- **MATERIALS PROVIDED**

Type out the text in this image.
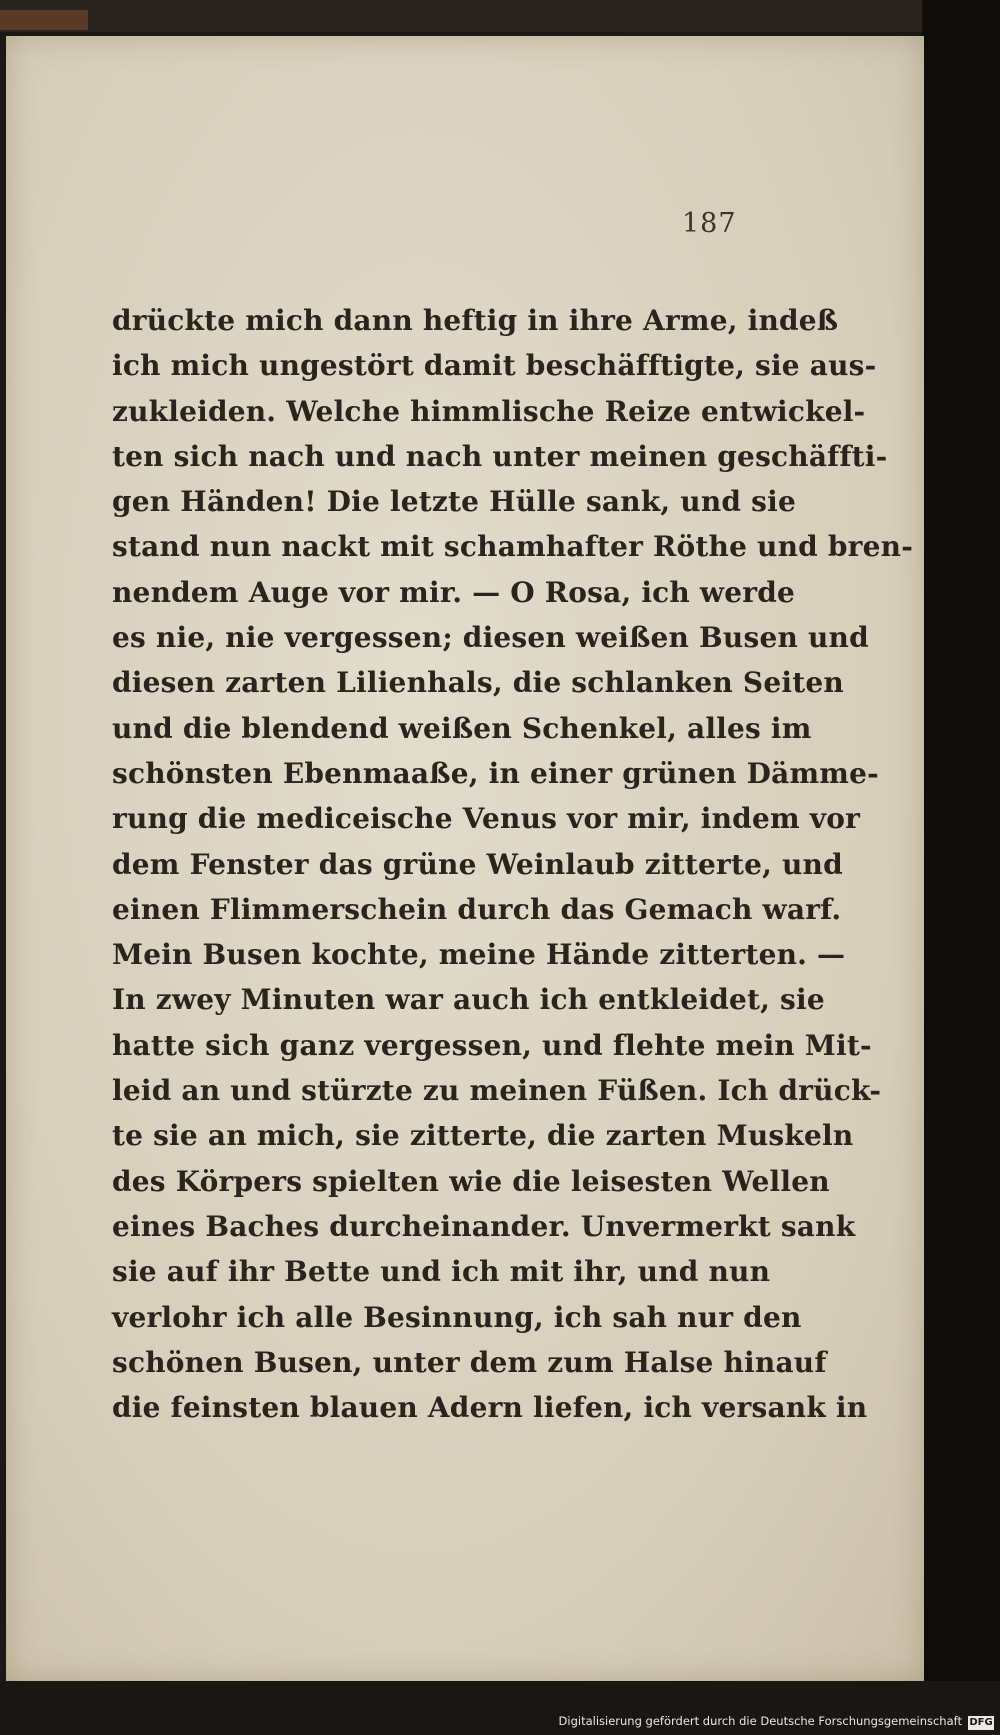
187
drückte mich dann heftig in ihre Arme, indeß
ich mich ungestört damit beschäfftigte, sie aus-
zukleiden. Welche himmlische Reize entwickel-
ten sich nach und nach unter meinen geschäffti-
gen Händen! Die letzte Hülle sank, und sie
stand nun nackt mit schamhafter Röthe und bren-
nendem Auge vor mir. — O Rosa, ich werde
es nie, nie vergessen; diesen weißen Busen und
diesen zarten Lilienhals, die schlanken Seiten
und die blendend weißen Schenkel, alles im
schönsten Ebenmaaße, in einer grünen Dämme-
rung die mediceische Venus vor mir, indem vor
dem Fenster das grüne Weinlaub zitterte, und
einen Flimmerschein durch das Gemach warf.
Mein Busen kochte, meine Hände zitterten. —
In zwey Minuten war auch ich entkleidet, sie
hatte sich ganz vergessen, und flehte mein Mit-
leid an und stürzte zu meinen Füßen. Ich drück-
te sie an mich, sie zitterte, die zarten Muskeln
des Körpers spielten wie die leisesten Wellen
eines Baches durcheinander. Unvermerkt sank
sie auf ihr Bette und ich mit ihr, und nun
verlohr ich alle Besinnung, ich sah nur den
schönen Busen, unter dem zum Halse hinauf
die feinsten blauen Adern liefen, ich versank in
Digitalisierung gefördert durch die Deutsche Forschungsgemeinschaft DFG
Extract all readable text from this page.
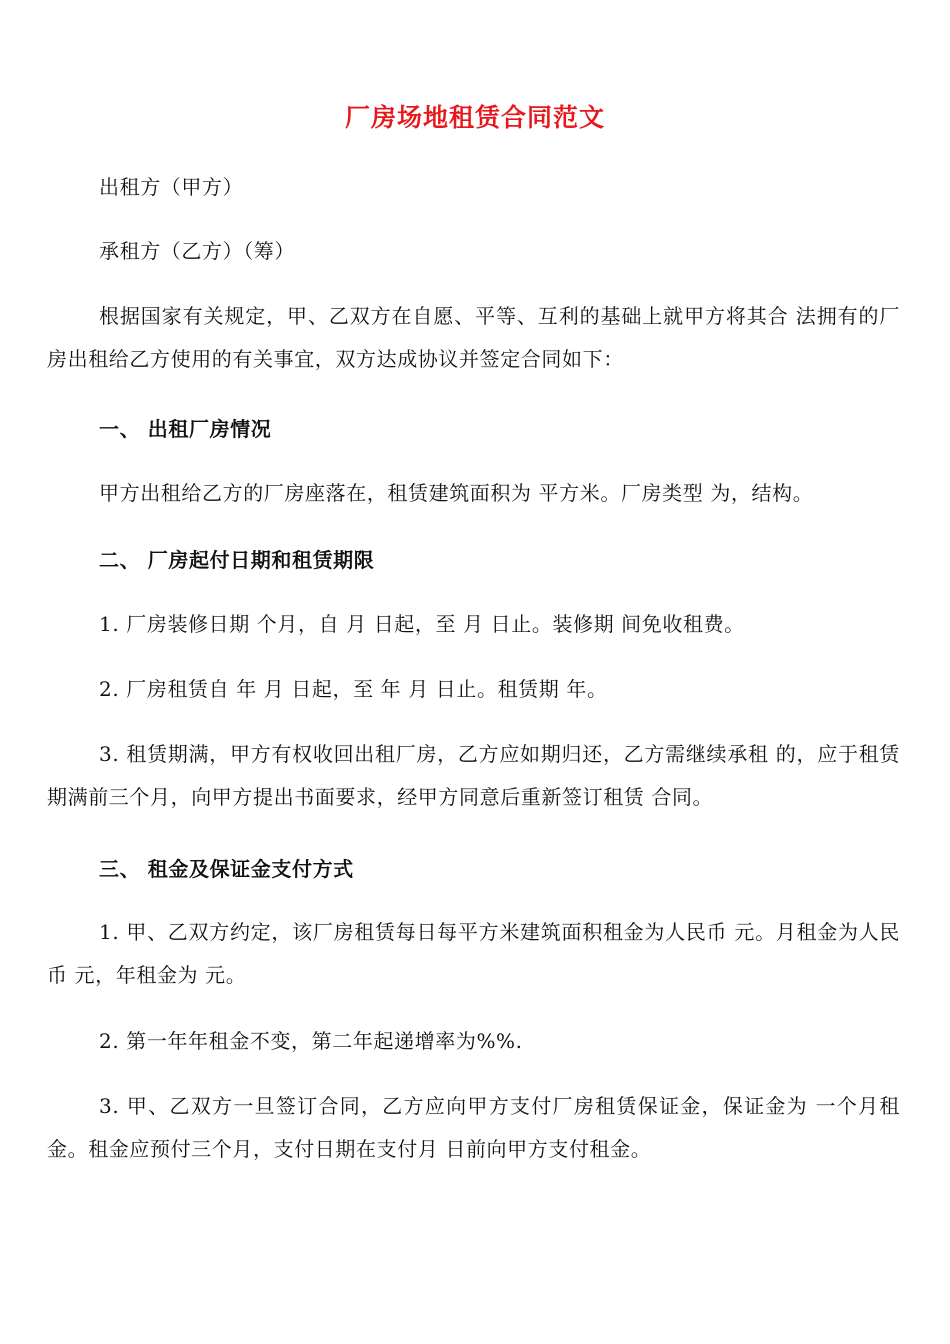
厂房场地租赁合同范文
出租方（甲方）
承租方（乙方）（筹）
根据国家有关规定，甲、乙双方在自愿、平等、互利的基础上就甲方将其合 法拥有的厂房出租给乙方使用的有关事宜，双方达成协议并签定合同如下：
一、 出租厂房情况
甲方出租给乙方的厂房座落在，租赁建筑面积为 平方米。厂房类型 为，结构。
二、 厂房起付日期和租赁期限
1. 厂房装修日期 个月，自 月 日起，至 月 日止。装修期 间免收租费。
2. 厂房租赁自 年 月 日起，至 年 月 日止。租赁期 年。
3. 租赁期满，甲方有权收回出租厂房，乙方应如期归还，乙方需继续承租 的，应于租赁期满前三个月，向甲方提出书面要求，经甲方同意后重新签订租赁 合同。
三、 租金及保证金支付方式
1. 甲、乙双方约定，该厂房租赁每日每平方米建筑面积租金为人民币 元。月租金为人民币 元，年租金为 元。
2. 第一年年租金不变，第二年起递增率为%%.
3. 甲、乙双方一旦签订合同，乙方应向甲方支付厂房租赁保证金，保证金为 一个月租金。租金应预付三个月，支付日期在支付月 日前向甲方支付租金。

- **AIM OF THE TASK**
Copy out each line of the listing that holds "Busen".

- **TASK SOLUTION**
es nie, nie vergessen; diesen weißen Busen und
Mein Busen kochte, meine Hände zitterten. —
schönen Busen, unter dem zum Halse hinauf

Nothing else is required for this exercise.